**Problem to work on**
Without the pictures, copy the entries below word for word.

=== Given records ===

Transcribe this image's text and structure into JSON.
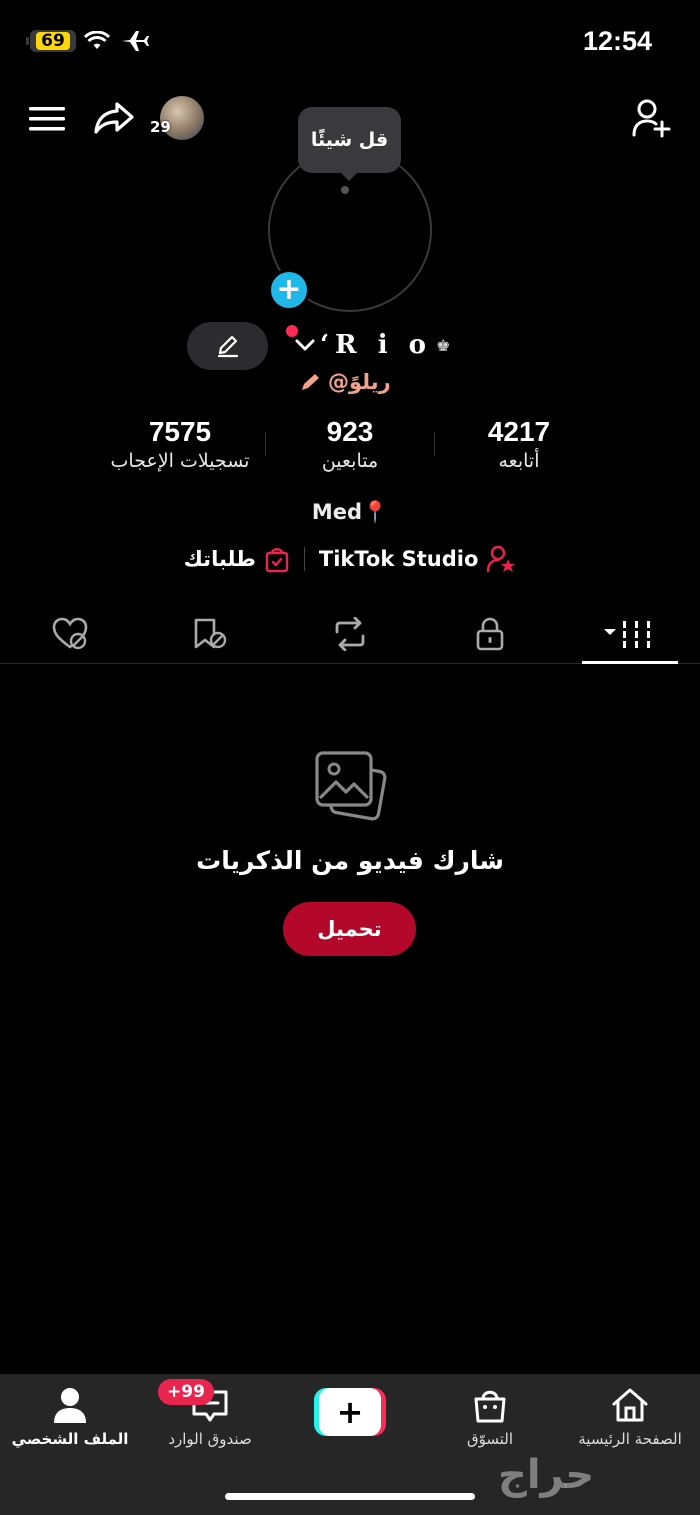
{
  "status_bar": {
    "battery": "69",
    "time": "12:54"
  },
  "header": {
    "friends_count": "29"
  },
  "profile": {
    "bubble_text": "قل شيئًا",
    "name": "‘R i o",
    "handle": "@ريلوً",
    "stats": [
      {
        "value": "4217",
        "label": "أتابعه"
      },
      {
        "value": "923",
        "label": "متابعين"
      },
      {
        "value": "7575",
        "label": "تسجيلات الإعجاب"
      }
    ],
    "bio": "Med📍",
    "links": {
      "studio": "TikTok Studio",
      "orders": "طلباتك"
    }
  },
  "empty_state": {
    "title": "شارك فيديو من الذكريات",
    "button": "تحميل"
  },
  "bottom_nav": {
    "home": "الصفحة الرئيسية",
    "shop": "التسوّق",
    "inbox": "صندوق الوارد",
    "inbox_badge": "+99",
    "profile": "الملف الشخصي"
  },
  "watermark": "حراج",
  "colors": {
    "accent": "#fe2c55",
    "upload": "#b4082b",
    "add_avatar": "#20b8e8",
    "battery": "#ffd60a"
  }
}
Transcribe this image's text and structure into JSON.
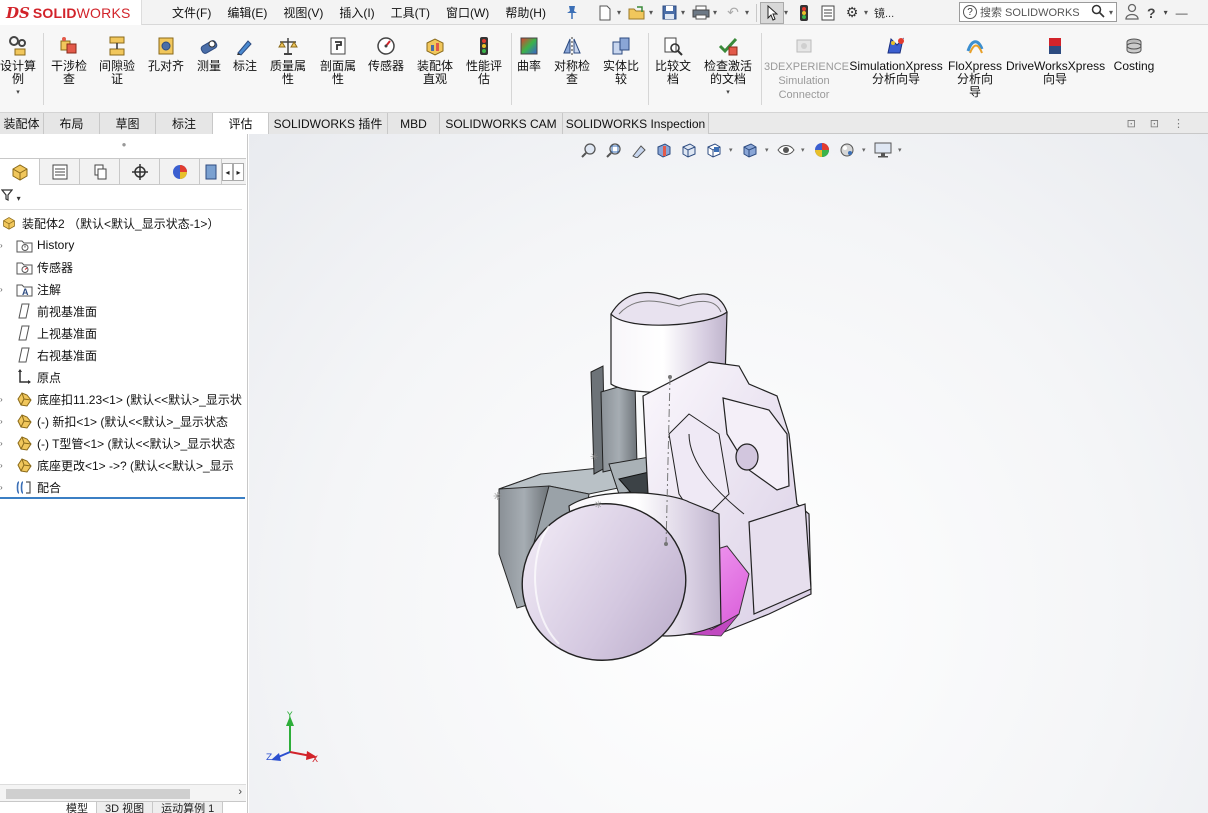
{
  "app": {
    "logo_prefix": "DS",
    "logo_solid": "SOLID",
    "logo_works": "WORKS"
  },
  "menu": [
    "文件(F)",
    "编辑(E)",
    "视图(V)",
    "插入(I)",
    "工具(T)",
    "窗口(W)",
    "帮助(H)"
  ],
  "search": {
    "placeholder": "搜索 SOLIDWORKS"
  },
  "toolbar_overflow_label": "镜...",
  "command_manager": [
    {
      "label": "设计算\n例",
      "icon": "design-study-icon"
    },
    {
      "label": "干涉检\n查",
      "icon": "interference-check-icon"
    },
    {
      "label": "间隙验\n证",
      "icon": "clearance-verification-icon"
    },
    {
      "label": "孔对齐",
      "icon": "hole-alignment-icon"
    },
    {
      "label": "测量",
      "icon": "measure-icon"
    },
    {
      "label": "标注",
      "icon": "markup-icon"
    },
    {
      "label": "质量属\n性",
      "icon": "mass-properties-icon"
    },
    {
      "label": "剖面属\n性",
      "icon": "section-properties-icon"
    },
    {
      "label": "传感器",
      "icon": "sensor-icon"
    },
    {
      "label": "装配体\n直观",
      "icon": "assembly-visualization-icon"
    },
    {
      "label": "性能评\n估",
      "icon": "performance-evaluation-icon"
    },
    {
      "label": "曲率",
      "icon": "curvature-icon"
    },
    {
      "label": "对称检\n查",
      "icon": "symmetry-check-icon"
    },
    {
      "label": "实体比\n较",
      "icon": "body-compare-icon"
    },
    {
      "label": "比较文\n档",
      "icon": "compare-documents-icon"
    },
    {
      "label": "检查激活\n的文档",
      "icon": "check-active-document-icon"
    },
    {
      "label": "3DEXPERIENCE\nSimulation\nConnector",
      "icon": "3dexperience-icon"
    },
    {
      "label": "SimulationXpress\n分析向导",
      "icon": "simulationxpress-icon"
    },
    {
      "label": "FloXpress\n分析向\n导",
      "icon": "floxpress-icon"
    },
    {
      "label": "DriveWorksXpress\n向导",
      "icon": "driveworksxpress-icon"
    },
    {
      "label": "Costing",
      "icon": "costing-icon"
    }
  ],
  "tabs": [
    "装配体",
    "布局",
    "草图",
    "标注",
    "评估",
    "SOLIDWORKS 插件",
    "MBD",
    "SOLIDWORKS CAM",
    "SOLIDWORKS Inspection"
  ],
  "active_tab": "评估",
  "tree": {
    "root": "装配体2 （默认<默认_显示状态-1>）",
    "items": [
      {
        "label": "History",
        "icon": "history-folder-icon",
        "expandable": true
      },
      {
        "label": "传感器",
        "icon": "sensor-folder-icon",
        "expandable": false
      },
      {
        "label": "注解",
        "icon": "annotations-icon",
        "expandable": true
      },
      {
        "label": "前视基准面",
        "icon": "plane-icon",
        "expandable": false
      },
      {
        "label": "上视基准面",
        "icon": "plane-icon",
        "expandable": false
      },
      {
        "label": "右视基准面",
        "icon": "plane-icon",
        "expandable": false
      },
      {
        "label": "原点",
        "icon": "origin-icon",
        "expandable": false
      },
      {
        "label": "底座扣11.23<1> (默认<<默认>_显示状",
        "icon": "part-icon",
        "expandable": true
      },
      {
        "label": "(-) 新扣<1> (默认<<默认>_显示状态",
        "icon": "part-icon",
        "expandable": true
      },
      {
        "label": "(-) T型管<1> (默认<<默认>_显示状态",
        "icon": "part-icon",
        "expandable": true
      },
      {
        "label": "底座更改<1> ->? (默认<<默认>_显示",
        "icon": "part-icon",
        "expandable": true
      },
      {
        "label": "配合",
        "icon": "mates-icon",
        "expandable": true
      }
    ]
  },
  "bottom_tabs": [
    "模型",
    "3D 视图",
    "运动算例 1"
  ],
  "triad": {
    "x": "X",
    "y": "Y",
    "z": "Z"
  },
  "colors": {
    "accent_red": "#d2232a",
    "selection_blue": "#3b7fc4",
    "part_silver": "#d9d2e0",
    "highlight_magenta": "#e87ae8",
    "dark_metal": "#6d7378"
  }
}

===

**Task response**
Transcribe this image's text and structure into JSON.
{
  "status_bar": {
    "battery": "69",
    "time": "12:54"
  },
  "header": {
    "friends_count": "29"
  },
  "profile": {
    "bubble_text": "قل شيئًا",
    "name": "‘R i o",
    "handle": "@ريلوً",
    "stats": [
      {
        "value": "4217",
        "label": "أتابعه"
      },
      {
        "value": "923",
        "label": "متابعين"
      },
      {
        "value": "7575",
        "label": "تسجيلات الإعجاب"
      }
    ],
    "bio": "Med📍",
    "links": {
      "studio": "TikTok Studio",
      "orders": "طلباتك"
    }
  },
  "empty_state": {
    "title": "شارك فيديو من الذكريات",
    "button": "تحميل"
  },
  "bottom_nav": {
    "home": "الصفحة الرئيسية",
    "shop": "التسوّق",
    "inbox": "صندوق الوارد",
    "inbox_badge": "+99",
    "profile": "الملف الشخصي"
  },
  "watermark": "حراج",
  "colors": {
    "accent": "#fe2c55",
    "upload": "#b4082b",
    "add_avatar": "#20b8e8",
    "battery": "#ffd60a"
  }
}
Transcribe this image's text and structure into JSON.
{
  "app": {
    "logo_prefix": "DS",
    "logo_solid": "SOLID",
    "logo_works": "WORKS"
  },
  "menu": [
    "文件(F)",
    "编辑(E)",
    "视图(V)",
    "插入(I)",
    "工具(T)",
    "窗口(W)",
    "帮助(H)"
  ],
  "search": {
    "placeholder": "搜索 SOLIDWORKS"
  },
  "toolbar_overflow_label": "镜...",
  "command_manager": [
    {
      "label": "设计算\n例",
      "icon": "design-study-icon"
    },
    {
      "label": "干涉检\n查",
      "icon": "interference-check-icon"
    },
    {
      "label": "间隙验\n证",
      "icon": "clearance-verification-icon"
    },
    {
      "label": "孔对齐",
      "icon": "hole-alignment-icon"
    },
    {
      "label": "测量",
      "icon": "measure-icon"
    },
    {
      "label": "标注",
      "icon": "markup-icon"
    },
    {
      "label": "质量属\n性",
      "icon": "mass-properties-icon"
    },
    {
      "label": "剖面属\n性",
      "icon": "section-properties-icon"
    },
    {
      "label": "传感器",
      "icon": "sensor-icon"
    },
    {
      "label": "装配体\n直观",
      "icon": "assembly-visualization-icon"
    },
    {
      "label": "性能评\n估",
      "icon": "performance-evaluation-icon"
    },
    {
      "label": "曲率",
      "icon": "curvature-icon"
    },
    {
      "label": "对称检\n查",
      "icon": "symmetry-check-icon"
    },
    {
      "label": "实体比\n较",
      "icon": "body-compare-icon"
    },
    {
      "label": "比较文\n档",
      "icon": "compare-documents-icon"
    },
    {
      "label": "检查激活\n的文档",
      "icon": "check-active-document-icon"
    },
    {
      "label": "3DEXPERIENCE\nSimulation\nConnector",
      "icon": "3dexperience-icon"
    },
    {
      "label": "SimulationXpress\n分析向导",
      "icon": "simulationxpress-icon"
    },
    {
      "label": "FloXpress\n分析向\n导",
      "icon": "floxpress-icon"
    },
    {
      "label": "DriveWorksXpress\n向导",
      "icon": "driveworksxpress-icon"
    },
    {
      "label": "Costing",
      "icon": "costing-icon"
    }
  ],
  "tabs": [
    "装配体",
    "布局",
    "草图",
    "标注",
    "评估",
    "SOLIDWORKS 插件",
    "MBD",
    "SOLIDWORKS CAM",
    "SOLIDWORKS Inspection"
  ],
  "active_tab": "评估",
  "tree": {
    "root": "装配体2 （默认<默认_显示状态-1>）",
    "items": [
      {
        "label": "History",
        "icon": "history-folder-icon",
        "expandable": true
      },
      {
        "label": "传感器",
        "icon": "sensor-folder-icon",
        "expandable": false
      },
      {
        "label": "注解",
        "icon": "annotations-icon",
        "expandable": true
      },
      {
        "label": "前视基准面",
        "icon": "plane-icon",
        "expandable": false
      },
      {
        "label": "上视基准面",
        "icon": "plane-icon",
        "expandable": false
      },
      {
        "label": "右视基准面",
        "icon": "plane-icon",
        "expandable": false
      },
      {
        "label": "原点",
        "icon": "origin-icon",
        "expandable": false
      },
      {
        "label": "底座扣11.23<1> (默认<<默认>_显示状",
        "icon": "part-icon",
        "expandable": true
      },
      {
        "label": "(-) 新扣<1> (默认<<默认>_显示状态",
        "icon": "part-icon",
        "expandable": true
      },
      {
        "label": "(-) T型管<1> (默认<<默认>_显示状态",
        "icon": "part-icon",
        "expandable": true
      },
      {
        "label": "底座更改<1> ->? (默认<<默认>_显示",
        "icon": "part-icon",
        "expandable": true
      },
      {
        "label": "配合",
        "icon": "mates-icon",
        "expandable": true
      }
    ]
  },
  "bottom_tabs": [
    "模型",
    "3D 视图",
    "运动算例 1"
  ],
  "triad": {
    "x": "X",
    "y": "Y",
    "z": "Z"
  },
  "colors": {
    "accent_red": "#d2232a",
    "selection_blue": "#3b7fc4",
    "part_silver": "#d9d2e0",
    "highlight_magenta": "#e87ae8",
    "dark_metal": "#6d7378"
  }
}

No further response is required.